Work instructions:
Return every line below as is, leaving out the pictures.

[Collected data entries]
——————————

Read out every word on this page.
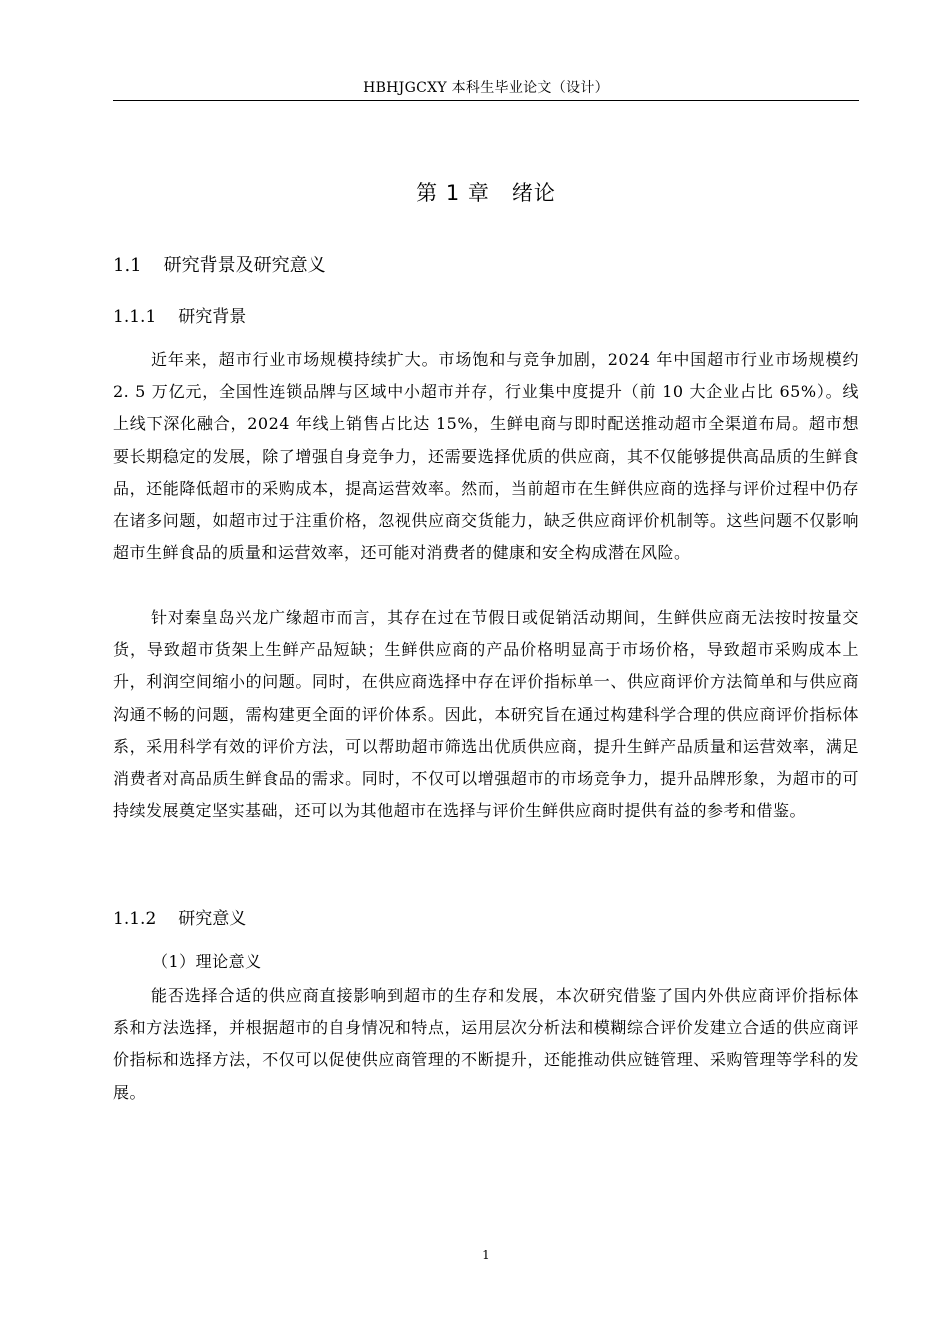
HBHJGCXY 本科生毕业论文（设计）
第 1 章　绪论
1.1 研究背景及研究意义
1.1.1 研究背景

近年来，超市行业市场规模持续扩大。市场饱和与竞争加剧，2024 年中国超市行业市场规模约 2. 5 万亿元，全国性连锁品牌与区域中小超市并存，行业集中度提升（前 10 大企业占比 65%）。线上线下深化融合，2024 年线上销售占比达 15%，生鲜电商与即时配送推动超市全渠道布局。超市想要长期稳定的发展，除了增强自身竞争力，还需要选择优质的供应商，其不仅能够提供高品质的生鲜食品，还能降低超市的采购成本，提高运营效率。然而，当前超市在生鲜供应商的选择与评价过程中仍存在诸多问题，如超市过于注重价格，忽视供应商交货能力，缺乏供应商评价机制等。这些问题不仅影响超市生鲜食品的质量和运营效率，还可能对消费者的健康和安全构成潜在风险。

针对秦皇岛兴龙广缘超市而言，其存在过在节假日或促销活动期间，生鲜供应商无法按时按量交货，导致超市货架上生鲜产品短缺；生鲜供应商的产品价格明显高于市场价格，导致超市采购成本上升，利润空间缩小的问题。同时，在供应商选择中存在评价指标单一、供应商评价方法简单和与供应商沟通不畅的问题，需构建更全面的评价体系。因此，本研究旨在通过构建科学合理的供应商评价指标体系，采用科学有效的评价方法，可以帮助超市筛选出优质供应商，提升生鲜产品质量和运营效率，满足消费者对高品质生鲜食品的需求。同时，不仅可以增强超市的市场竞争力，提升品牌形象，为超市的可持续发展奠定坚实基础，还可以为其他超市在选择与评价生鲜供应商时提供有益的参考和借鉴。

1.1.2 研究意义

（1）理论意义

能否选择合适的供应商直接影响到超市的生存和发展，本次研究借鉴了国内外供应商评价指标体系和方法选择，并根据超市的自身情况和特点，运用层次分析法和模糊综合评价发建立合适的供应商评价指标和选择方法，不仅可以促使供应商管理的不断提升，还能推动供应链管理、采购管理等学科的发展。

1
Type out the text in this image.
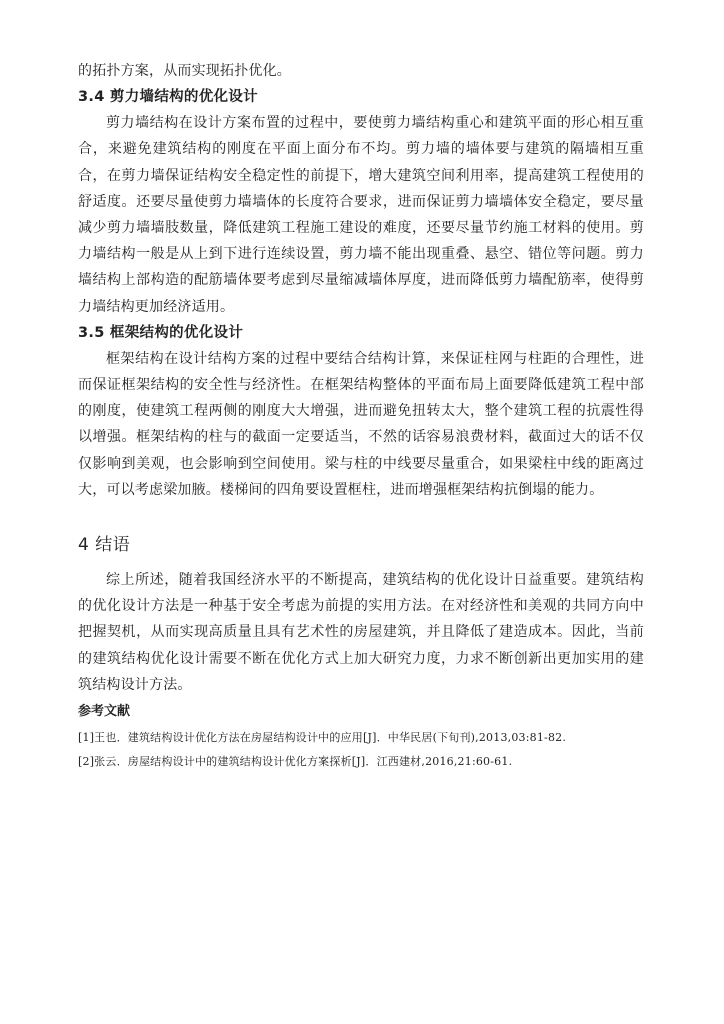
的拓扑方案，从而实现拓扑优化。

3.4 剪力墙结构的优化设计

剪力墙结构在设计方案布置的过程中，要使剪力墙结构重心和建筑平面的形心相互重合，来避免建筑结构的刚度在平面上面分布不均。剪力墙的墙体要与建筑的隔墙相互重合，在剪力墙保证结构安全稳定性的前提下，增大建筑空间利用率，提高建筑工程使用的舒适度。还要尽量使剪力墙墙体的长度符合要求，进而保证剪力墙墙体安全稳定，要尽量减少剪力墙墙肢数量，降低建筑工程施工建设的难度，还要尽量节约施工材料的使用。剪力墙结构一般是从上到下进行连续设置，剪力墙不能出现重叠、悬空、错位等问题。剪力墙结构上部构造的配筋墙体要考虑到尽量缩减墙体厚度，进而降低剪力墙配筋率，使得剪力墙结构更加经济适用。

3.5 框架结构的优化设计

框架结构在设计结构方案的过程中要结合结构计算，来保证柱网与柱距的合理性，进而保证框架结构的安全性与经济性。在框架结构整体的平面布局上面要降低建筑工程中部的刚度，使建筑工程两侧的刚度大大增强，进而避免扭转太大，整个建筑工程的抗震性得以增强。框架结构的柱与的截面一定要适当，不然的话容易浪费材料，截面过大的话不仅仅影响到美观，也会影响到空间使用。梁与柱的中线要尽量重合，如果梁柱中线的距离过大，可以考虑梁加腋。楼梯间的四角要设置框柱，进而增强框架结构抗倒塌的能力。

4 结语

综上所述，随着我国经济水平的不断提高，建筑结构的优化设计日益重要。建筑结构的优化设计方法是一种基于安全考虑为前提的实用方法。在对经济性和美观的共同方向中把握契机，从而实现高质量且具有艺术性的房屋建筑，并且降低了建造成本。因此，当前的建筑结构优化设计需要不断在优化方式上加大研究力度，力求不断创新出更加实用的建筑结构设计方法。

参考文献
[1]王也．建筑结构设计优化方法在房屋结构设计中的应用[J]．中华民居(下旬刊),2013,03:81-82.
[2]张云．房屋结构设计中的建筑结构设计优化方案探析[J]．江西建材,2016,21:60-61.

——————————

Result of the exercise:
Read out every word on this page.
HBHJGCXY 本科生毕业论文（设计）
第 1 章　绪论
1.1 研究背景及研究意义
1.1.1 研究背景

近年来，超市行业市场规模持续扩大。市场饱和与竞争加剧，2024 年中国超市行业市场规模约 2. 5 万亿元，全国性连锁品牌与区域中小超市并存，行业集中度提升（前 10 大企业占比 65%）。线上线下深化融合，2024 年线上销售占比达 15%，生鲜电商与即时配送推动超市全渠道布局。超市想要长期稳定的发展，除了增强自身竞争力，还需要选择优质的供应商，其不仅能够提供高品质的生鲜食品，还能降低超市的采购成本，提高运营效率。然而，当前超市在生鲜供应商的选择与评价过程中仍存在诸多问题，如超市过于注重价格，忽视供应商交货能力，缺乏供应商评价机制等。这些问题不仅影响超市生鲜食品的质量和运营效率，还可能对消费者的健康和安全构成潜在风险。

针对秦皇岛兴龙广缘超市而言，其存在过在节假日或促销活动期间，生鲜供应商无法按时按量交货，导致超市货架上生鲜产品短缺；生鲜供应商的产品价格明显高于市场价格，导致超市采购成本上升，利润空间缩小的问题。同时，在供应商选择中存在评价指标单一、供应商评价方法简单和与供应商沟通不畅的问题，需构建更全面的评价体系。因此，本研究旨在通过构建科学合理的供应商评价指标体系，采用科学有效的评价方法，可以帮助超市筛选出优质供应商，提升生鲜产品质量和运营效率，满足消费者对高品质生鲜食品的需求。同时，不仅可以增强超市的市场竞争力，提升品牌形象，为超市的可持续发展奠定坚实基础，还可以为其他超市在选择与评价生鲜供应商时提供有益的参考和借鉴。

1.1.2 研究意义

（1）理论意义

能否选择合适的供应商直接影响到超市的生存和发展，本次研究借鉴了国内外供应商评价指标体系和方法选择，并根据超市的自身情况和特点，运用层次分析法和模糊综合评价发建立合适的供应商评价指标和选择方法，不仅可以促使供应商管理的不断提升，还能推动供应链管理、采购管理等学科的发展。

1
Type out the text in this image.
的拓扑方案，从而实现拓扑优化。

3.4 剪力墙结构的优化设计

剪力墙结构在设计方案布置的过程中，要使剪力墙结构重心和建筑平面的形心相互重合，来避免建筑结构的刚度在平面上面分布不均。剪力墙的墙体要与建筑的隔墙相互重合，在剪力墙保证结构安全稳定性的前提下，增大建筑空间利用率，提高建筑工程使用的舒适度。还要尽量使剪力墙墙体的长度符合要求，进而保证剪力墙墙体安全稳定，要尽量减少剪力墙墙肢数量，降低建筑工程施工建设的难度，还要尽量节约施工材料的使用。剪力墙结构一般是从上到下进行连续设置，剪力墙不能出现重叠、悬空、错位等问题。剪力墙结构上部构造的配筋墙体要考虑到尽量缩减墙体厚度，进而降低剪力墙配筋率，使得剪力墙结构更加经济适用。

3.5 框架结构的优化设计

框架结构在设计结构方案的过程中要结合结构计算，来保证柱网与柱距的合理性，进而保证框架结构的安全性与经济性。在框架结构整体的平面布局上面要降低建筑工程中部的刚度，使建筑工程两侧的刚度大大增强，进而避免扭转太大，整个建筑工程的抗震性得以增强。框架结构的柱与的截面一定要适当，不然的话容易浪费材料，截面过大的话不仅仅影响到美观，也会影响到空间使用。梁与柱的中线要尽量重合，如果梁柱中线的距离过大，可以考虑梁加腋。楼梯间的四角要设置框柱，进而增强框架结构抗倒塌的能力。

4 结语

综上所述，随着我国经济水平的不断提高，建筑结构的优化设计日益重要。建筑结构的优化设计方法是一种基于安全考虑为前提的实用方法。在对经济性和美观的共同方向中把握契机，从而实现高质量且具有艺术性的房屋建筑，并且降低了建造成本。因此，当前的建筑结构优化设计需要不断在优化方式上加大研究力度，力求不断创新出更加实用的建筑结构设计方法。

参考文献
[1]王也．建筑结构设计优化方法在房屋结构设计中的应用[J]．中华民居(下旬刊),2013,03:81-82.
[2]张云．房屋结构设计中的建筑结构设计优化方案探析[J]．江西建材,2016,21:60-61.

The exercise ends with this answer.